(RECORDED INFORMATION)

#####

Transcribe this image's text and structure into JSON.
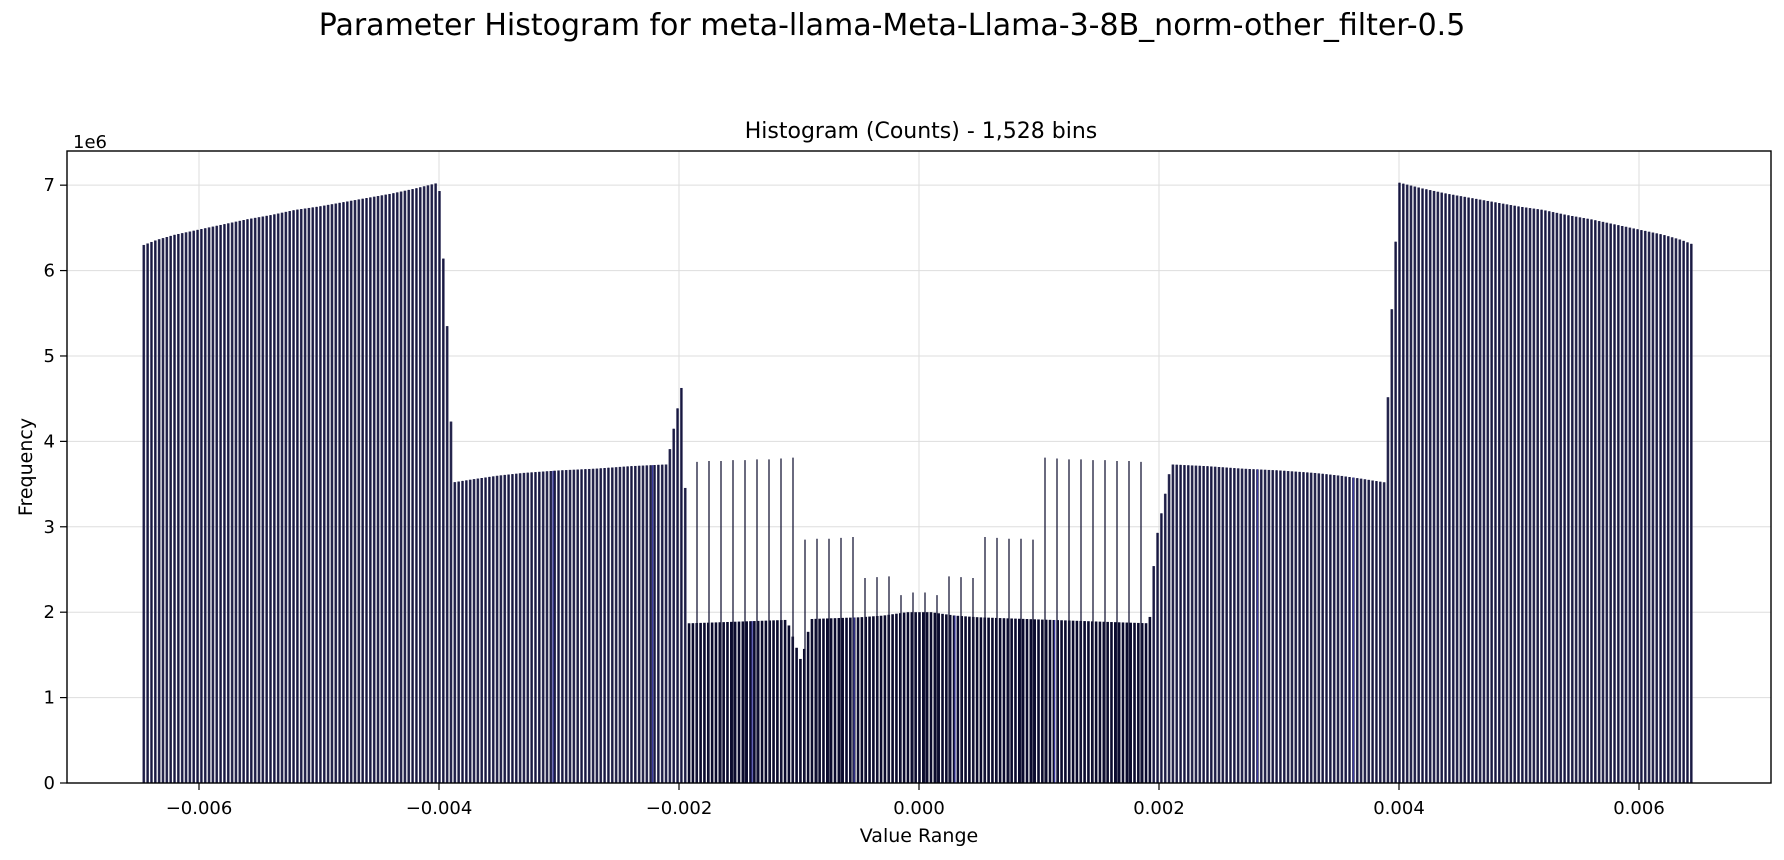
{
  "figure": {
    "title": "Parameter Histogram for meta-llama-Meta-Llama-3-8B_norm-other_filter-0.5"
  },
  "chart_data": {
    "type": "bar",
    "title": "Histogram (Counts) - 1,528 bins",
    "xlabel": "Value Range",
    "ylabel": "Frequency",
    "y_scale_label": "1e6",
    "xlim": [
      -0.0071,
      0.0071
    ],
    "ylim": [
      0,
      7400000
    ],
    "xticks": [
      -0.006,
      -0.004,
      -0.002,
      0.0,
      0.002,
      0.004,
      0.006
    ],
    "xtick_labels": [
      "−0.006",
      "−0.004",
      "−0.002",
      "0.000",
      "0.002",
      "0.004",
      "0.006"
    ],
    "yticks": [
      0,
      1000000,
      2000000,
      3000000,
      4000000,
      5000000,
      6000000,
      7000000
    ],
    "ytick_labels": [
      "0",
      "1",
      "2",
      "3",
      "4",
      "5",
      "6",
      "7"
    ],
    "grid": true,
    "bar_color": "#0b0b2e",
    "edge_color": "#3a3aa0",
    "bins": [
      {
        "x": -0.00646,
        "count": 6300000
      },
      {
        "x": -0.00635,
        "count": 6360000
      },
      {
        "x": -0.0062,
        "count": 6420000
      },
      {
        "x": -0.006,
        "count": 6480000
      },
      {
        "x": -0.0058,
        "count": 6540000
      },
      {
        "x": -0.0056,
        "count": 6600000
      },
      {
        "x": -0.0054,
        "count": 6650000
      },
      {
        "x": -0.0052,
        "count": 6710000
      },
      {
        "x": -0.005,
        "count": 6750000
      },
      {
        "x": -0.0048,
        "count": 6800000
      },
      {
        "x": -0.0046,
        "count": 6850000
      },
      {
        "x": -0.0044,
        "count": 6900000
      },
      {
        "x": -0.0042,
        "count": 6960000
      },
      {
        "x": -0.004,
        "count": 7030000
      },
      {
        "x": -0.00393,
        "count": 5300000
      },
      {
        "x": -0.00388,
        "count": 3520000
      },
      {
        "x": -0.0037,
        "count": 3560000
      },
      {
        "x": -0.0035,
        "count": 3600000
      },
      {
        "x": -0.0033,
        "count": 3630000
      },
      {
        "x": -0.003,
        "count": 3660000
      },
      {
        "x": -0.0027,
        "count": 3680000
      },
      {
        "x": -0.0024,
        "count": 3710000
      },
      {
        "x": -0.0021,
        "count": 3730000
      },
      {
        "x": -0.00197,
        "count": 4700000
      },
      {
        "x": -0.00192,
        "count": 1870000
      },
      {
        "x": -0.0017,
        "count": 1880000
      },
      {
        "x": -0.0015,
        "count": 1890000
      },
      {
        "x": -0.0013,
        "count": 1900000
      },
      {
        "x": -0.0011,
        "count": 1910000
      },
      {
        "x": -0.00098,
        "count": 1420000
      },
      {
        "x": -0.0009,
        "count": 1920000
      },
      {
        "x": -0.0007,
        "count": 1930000
      },
      {
        "x": -0.0005,
        "count": 1940000
      },
      {
        "x": -0.0003,
        "count": 1960000
      },
      {
        "x": -0.0001,
        "count": 2000000
      },
      {
        "x": 0.0001,
        "count": 2000000
      },
      {
        "x": 0.0003,
        "count": 1960000
      },
      {
        "x": 0.0005,
        "count": 1940000
      },
      {
        "x": 0.0007,
        "count": 1930000
      },
      {
        "x": 0.0009,
        "count": 1920000
      },
      {
        "x": 0.0011,
        "count": 1910000
      },
      {
        "x": 0.0013,
        "count": 1900000
      },
      {
        "x": 0.0015,
        "count": 1890000
      },
      {
        "x": 0.0017,
        "count": 1880000
      },
      {
        "x": 0.00192,
        "count": 1870000
      },
      {
        "x": 0.00197,
        "count": 2800000
      },
      {
        "x": 0.0021,
        "count": 3730000
      },
      {
        "x": 0.0024,
        "count": 3710000
      },
      {
        "x": 0.0027,
        "count": 3680000
      },
      {
        "x": 0.003,
        "count": 3660000
      },
      {
        "x": 0.0033,
        "count": 3630000
      },
      {
        "x": 0.0035,
        "count": 3600000
      },
      {
        "x": 0.0037,
        "count": 3560000
      },
      {
        "x": 0.00388,
        "count": 3520000
      },
      {
        "x": 0.00393,
        "count": 5300000
      },
      {
        "x": 0.004,
        "count": 7030000
      },
      {
        "x": 0.0042,
        "count": 6960000
      },
      {
        "x": 0.0044,
        "count": 6900000
      },
      {
        "x": 0.0046,
        "count": 6850000
      },
      {
        "x": 0.0048,
        "count": 6800000
      },
      {
        "x": 0.005,
        "count": 6750000
      },
      {
        "x": 0.0052,
        "count": 6710000
      },
      {
        "x": 0.0054,
        "count": 6650000
      },
      {
        "x": 0.0056,
        "count": 6600000
      },
      {
        "x": 0.0058,
        "count": 6540000
      },
      {
        "x": 0.006,
        "count": 6480000
      },
      {
        "x": 0.0062,
        "count": 6420000
      },
      {
        "x": 0.00635,
        "count": 6360000
      },
      {
        "x": 0.00646,
        "count": 6300000
      }
    ],
    "sparse_spikes": [
      {
        "x": -0.00185,
        "count": 3760000
      },
      {
        "x": -0.00175,
        "count": 3770000
      },
      {
        "x": -0.00165,
        "count": 3770000
      },
      {
        "x": -0.00155,
        "count": 3780000
      },
      {
        "x": -0.00145,
        "count": 3780000
      },
      {
        "x": -0.00135,
        "count": 3790000
      },
      {
        "x": -0.00125,
        "count": 3790000
      },
      {
        "x": -0.00115,
        "count": 3800000
      },
      {
        "x": -0.00105,
        "count": 3810000
      },
      {
        "x": -0.00095,
        "count": 2850000
      },
      {
        "x": -0.00085,
        "count": 2860000
      },
      {
        "x": -0.00075,
        "count": 2860000
      },
      {
        "x": -0.00065,
        "count": 2870000
      },
      {
        "x": -0.00055,
        "count": 2880000
      },
      {
        "x": -0.00045,
        "count": 2400000
      },
      {
        "x": -0.00035,
        "count": 2410000
      },
      {
        "x": -0.00025,
        "count": 2420000
      },
      {
        "x": -0.00015,
        "count": 2200000
      },
      {
        "x": -5e-05,
        "count": 2230000
      },
      {
        "x": 5e-05,
        "count": 2230000
      },
      {
        "x": 0.00015,
        "count": 2200000
      },
      {
        "x": 0.00025,
        "count": 2420000
      },
      {
        "x": 0.00035,
        "count": 2410000
      },
      {
        "x": 0.00045,
        "count": 2400000
      },
      {
        "x": 0.00055,
        "count": 2880000
      },
      {
        "x": 0.00065,
        "count": 2870000
      },
      {
        "x": 0.00075,
        "count": 2860000
      },
      {
        "x": 0.00085,
        "count": 2860000
      },
      {
        "x": 0.00095,
        "count": 2850000
      },
      {
        "x": 0.00105,
        "count": 3810000
      },
      {
        "x": 0.00115,
        "count": 3800000
      },
      {
        "x": 0.00125,
        "count": 3790000
      },
      {
        "x": 0.00135,
        "count": 3790000
      },
      {
        "x": 0.00145,
        "count": 3780000
      },
      {
        "x": 0.00155,
        "count": 3780000
      },
      {
        "x": 0.00165,
        "count": 3770000
      },
      {
        "x": 0.00175,
        "count": 3770000
      },
      {
        "x": 0.00185,
        "count": 3760000
      }
    ]
  }
}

#####

(THE PROBLEM) Return all lines of the material above in which the word "bins" occurs.

(ANSWER TO THE EXERCISE)
    "title": "Histogram (Counts) - 1,528 bins",
    "bins": [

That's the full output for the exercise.